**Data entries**
=====

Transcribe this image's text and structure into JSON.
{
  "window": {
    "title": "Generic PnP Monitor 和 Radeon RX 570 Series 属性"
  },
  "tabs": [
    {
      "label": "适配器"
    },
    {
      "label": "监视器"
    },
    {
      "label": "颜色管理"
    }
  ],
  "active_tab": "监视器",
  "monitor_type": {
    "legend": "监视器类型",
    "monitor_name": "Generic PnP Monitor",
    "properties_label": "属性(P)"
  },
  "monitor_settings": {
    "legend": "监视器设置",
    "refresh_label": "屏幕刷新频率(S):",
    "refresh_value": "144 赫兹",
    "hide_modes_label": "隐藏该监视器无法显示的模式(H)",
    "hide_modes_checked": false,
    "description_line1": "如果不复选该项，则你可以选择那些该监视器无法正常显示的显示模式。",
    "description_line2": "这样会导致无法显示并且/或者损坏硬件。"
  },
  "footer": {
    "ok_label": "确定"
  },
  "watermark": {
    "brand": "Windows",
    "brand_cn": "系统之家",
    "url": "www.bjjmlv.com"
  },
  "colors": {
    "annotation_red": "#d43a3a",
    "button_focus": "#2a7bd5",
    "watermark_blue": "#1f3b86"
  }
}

=====

**What the task requires**
Please output the entries above, every line exactly as it reads.

**Exercise answer**
Transcribe this image's text and structure into JSON.
{
  "window": {
    "title": "Generic PnP Monitor 和 Radeon RX 570 Series 属性"
  },
  "tabs": [
    {
      "label": "适配器"
    },
    {
      "label": "监视器"
    },
    {
      "label": "颜色管理"
    }
  ],
  "active_tab": "监视器",
  "monitor_type": {
    "legend": "监视器类型",
    "monitor_name": "Generic PnP Monitor",
    "properties_label": "属性(P)"
  },
  "monitor_settings": {
    "legend": "监视器设置",
    "refresh_label": "屏幕刷新频率(S):",
    "refresh_value": "144 赫兹",
    "hide_modes_label": "隐藏该监视器无法显示的模式(H)",
    "hide_modes_checked": false,
    "description_line1": "如果不复选该项，则你可以选择那些该监视器无法正常显示的显示模式。",
    "description_line2": "这样会导致无法显示并且/或者损坏硬件。"
  },
  "footer": {
    "ok_label": "确定"
  },
  "watermark": {
    "brand": "Windows",
    "brand_cn": "系统之家",
    "url": "www.bjjmlv.com"
  },
  "colors": {
    "annotation_red": "#d43a3a",
    "button_focus": "#2a7bd5",
    "watermark_blue": "#1f3b86"
  }
}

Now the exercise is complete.